EXERCISE →
Return the full material exactly.

Collection entries:
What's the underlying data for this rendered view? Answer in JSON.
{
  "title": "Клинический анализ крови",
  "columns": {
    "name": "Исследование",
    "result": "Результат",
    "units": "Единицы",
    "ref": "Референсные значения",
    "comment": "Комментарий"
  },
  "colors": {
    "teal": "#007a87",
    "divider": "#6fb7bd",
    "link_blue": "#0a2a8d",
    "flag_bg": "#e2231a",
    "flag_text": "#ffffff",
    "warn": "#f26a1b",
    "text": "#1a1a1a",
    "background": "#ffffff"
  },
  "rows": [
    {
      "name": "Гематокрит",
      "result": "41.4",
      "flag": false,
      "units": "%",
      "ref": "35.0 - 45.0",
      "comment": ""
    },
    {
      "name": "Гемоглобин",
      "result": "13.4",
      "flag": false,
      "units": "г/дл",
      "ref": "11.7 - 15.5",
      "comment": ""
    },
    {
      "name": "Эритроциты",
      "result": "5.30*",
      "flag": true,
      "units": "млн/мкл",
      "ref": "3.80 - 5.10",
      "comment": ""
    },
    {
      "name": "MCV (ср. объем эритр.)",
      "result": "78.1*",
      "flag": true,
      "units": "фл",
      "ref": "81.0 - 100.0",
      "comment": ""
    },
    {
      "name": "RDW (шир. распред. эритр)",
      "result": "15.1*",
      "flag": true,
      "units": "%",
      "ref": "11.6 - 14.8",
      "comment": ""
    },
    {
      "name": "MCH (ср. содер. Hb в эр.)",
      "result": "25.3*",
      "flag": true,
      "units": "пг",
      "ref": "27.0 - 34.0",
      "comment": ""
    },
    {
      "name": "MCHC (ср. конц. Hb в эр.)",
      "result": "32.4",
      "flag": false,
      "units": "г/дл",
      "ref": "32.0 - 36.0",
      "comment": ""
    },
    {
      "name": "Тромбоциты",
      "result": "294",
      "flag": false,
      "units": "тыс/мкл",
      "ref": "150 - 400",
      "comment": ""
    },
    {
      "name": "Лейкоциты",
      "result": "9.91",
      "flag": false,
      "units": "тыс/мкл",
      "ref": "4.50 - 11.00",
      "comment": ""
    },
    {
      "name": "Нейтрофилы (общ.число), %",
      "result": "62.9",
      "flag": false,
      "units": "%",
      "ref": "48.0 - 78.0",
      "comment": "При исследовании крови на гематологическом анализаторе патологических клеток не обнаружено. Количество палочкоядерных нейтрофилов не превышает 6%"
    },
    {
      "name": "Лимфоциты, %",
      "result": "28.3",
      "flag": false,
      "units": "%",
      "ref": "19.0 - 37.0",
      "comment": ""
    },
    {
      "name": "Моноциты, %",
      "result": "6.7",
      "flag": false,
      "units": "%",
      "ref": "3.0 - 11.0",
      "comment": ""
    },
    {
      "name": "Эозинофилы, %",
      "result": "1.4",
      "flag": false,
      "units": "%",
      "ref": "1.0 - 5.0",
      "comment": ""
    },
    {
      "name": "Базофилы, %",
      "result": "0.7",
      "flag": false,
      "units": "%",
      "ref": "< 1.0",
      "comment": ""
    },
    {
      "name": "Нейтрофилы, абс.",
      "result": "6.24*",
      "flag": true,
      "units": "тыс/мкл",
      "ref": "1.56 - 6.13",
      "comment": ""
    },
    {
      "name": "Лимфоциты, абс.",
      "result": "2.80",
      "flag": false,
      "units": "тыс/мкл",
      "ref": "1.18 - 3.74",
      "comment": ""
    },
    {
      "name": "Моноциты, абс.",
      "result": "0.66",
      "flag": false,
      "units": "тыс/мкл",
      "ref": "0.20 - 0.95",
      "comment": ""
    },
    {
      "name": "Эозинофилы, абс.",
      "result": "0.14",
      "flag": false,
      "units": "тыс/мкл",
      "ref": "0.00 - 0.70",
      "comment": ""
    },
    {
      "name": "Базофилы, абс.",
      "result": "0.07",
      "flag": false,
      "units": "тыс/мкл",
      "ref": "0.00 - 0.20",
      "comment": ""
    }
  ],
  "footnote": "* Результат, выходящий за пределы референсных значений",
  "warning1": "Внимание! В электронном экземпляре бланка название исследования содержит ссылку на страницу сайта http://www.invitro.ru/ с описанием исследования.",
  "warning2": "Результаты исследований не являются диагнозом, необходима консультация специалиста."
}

TASK RESULT →
What's the underlying data for this rendered view? Answer in JSON.
{
  "title": "Клинический анализ крови",
  "columns": {
    "name": "Исследование",
    "result": "Результат",
    "units": "Единицы",
    "ref": "Референсные значения",
    "comment": "Комментарий"
  },
  "colors": {
    "teal": "#007a87",
    "divider": "#6fb7bd",
    "link_blue": "#0a2a8d",
    "flag_bg": "#e2231a",
    "flag_text": "#ffffff",
    "warn": "#f26a1b",
    "text": "#1a1a1a",
    "background": "#ffffff"
  },
  "rows": [
    {
      "name": "Гематокрит",
      "result": "41.4",
      "flag": false,
      "units": "%",
      "ref": "35.0 - 45.0",
      "comment": ""
    },
    {
      "name": "Гемоглобин",
      "result": "13.4",
      "flag": false,
      "units": "г/дл",
      "ref": "11.7 - 15.5",
      "comment": ""
    },
    {
      "name": "Эритроциты",
      "result": "5.30*",
      "flag": true,
      "units": "млн/мкл",
      "ref": "3.80 - 5.10",
      "comment": ""
    },
    {
      "name": "MCV (ср. объем эритр.)",
      "result": "78.1*",
      "flag": true,
      "units": "фл",
      "ref": "81.0 - 100.0",
      "comment": ""
    },
    {
      "name": "RDW (шир. распред. эритр)",
      "result": "15.1*",
      "flag": true,
      "units": "%",
      "ref": "11.6 - 14.8",
      "comment": ""
    },
    {
      "name": "MCH (ср. содер. Hb в эр.)",
      "result": "25.3*",
      "flag": true,
      "units": "пг",
      "ref": "27.0 - 34.0",
      "comment": ""
    },
    {
      "name": "MCHC (ср. конц. Hb в эр.)",
      "result": "32.4",
      "flag": false,
      "units": "г/дл",
      "ref": "32.0 - 36.0",
      "comment": ""
    },
    {
      "name": "Тромбоциты",
      "result": "294",
      "flag": false,
      "units": "тыс/мкл",
      "ref": "150 - 400",
      "comment": ""
    },
    {
      "name": "Лейкоциты",
      "result": "9.91",
      "flag": false,
      "units": "тыс/мкл",
      "ref": "4.50 - 11.00",
      "comment": ""
    },
    {
      "name": "Нейтрофилы (общ.число), %",
      "result": "62.9",
      "flag": false,
      "units": "%",
      "ref": "48.0 - 78.0",
      "comment": "При исследовании крови на гематологическом анализаторе патологических клеток не обнаружено. Количество палочкоядерных нейтрофилов не превышает 6%"
    },
    {
      "name": "Лимфоциты, %",
      "result": "28.3",
      "flag": false,
      "units": "%",
      "ref": "19.0 - 37.0",
      "comment": ""
    },
    {
      "name": "Моноциты, %",
      "result": "6.7",
      "flag": false,
      "units": "%",
      "ref": "3.0 - 11.0",
      "comment": ""
    },
    {
      "name": "Эозинофилы, %",
      "result": "1.4",
      "flag": false,
      "units": "%",
      "ref": "1.0 - 5.0",
      "comment": ""
    },
    {
      "name": "Базофилы, %",
      "result": "0.7",
      "flag": false,
      "units": "%",
      "ref": "< 1.0",
      "comment": ""
    },
    {
      "name": "Нейтрофилы, абс.",
      "result": "6.24*",
      "flag": true,
      "units": "тыс/мкл",
      "ref": "1.56 - 6.13",
      "comment": ""
    },
    {
      "name": "Лимфоциты, абс.",
      "result": "2.80",
      "flag": false,
      "units": "тыс/мкл",
      "ref": "1.18 - 3.74",
      "comment": ""
    },
    {
      "name": "Моноциты, абс.",
      "result": "0.66",
      "flag": false,
      "units": "тыс/мкл",
      "ref": "0.20 - 0.95",
      "comment": ""
    },
    {
      "name": "Эозинофилы, абс.",
      "result": "0.14",
      "flag": false,
      "units": "тыс/мкл",
      "ref": "0.00 - 0.70",
      "comment": ""
    },
    {
      "name": "Базофилы, абс.",
      "result": "0.07",
      "flag": false,
      "units": "тыс/мкл",
      "ref": "0.00 - 0.20",
      "comment": ""
    }
  ],
  "footnote": "* Результат, выходящий за пределы референсных значений",
  "warning1": "Внимание! В электронном экземпляре бланка название исследования содержит ссылку на страницу сайта http://www.invitro.ru/ с описанием исследования.",
  "warning2": "Результаты исследований не являются диагнозом, необходима консультация специалиста."
}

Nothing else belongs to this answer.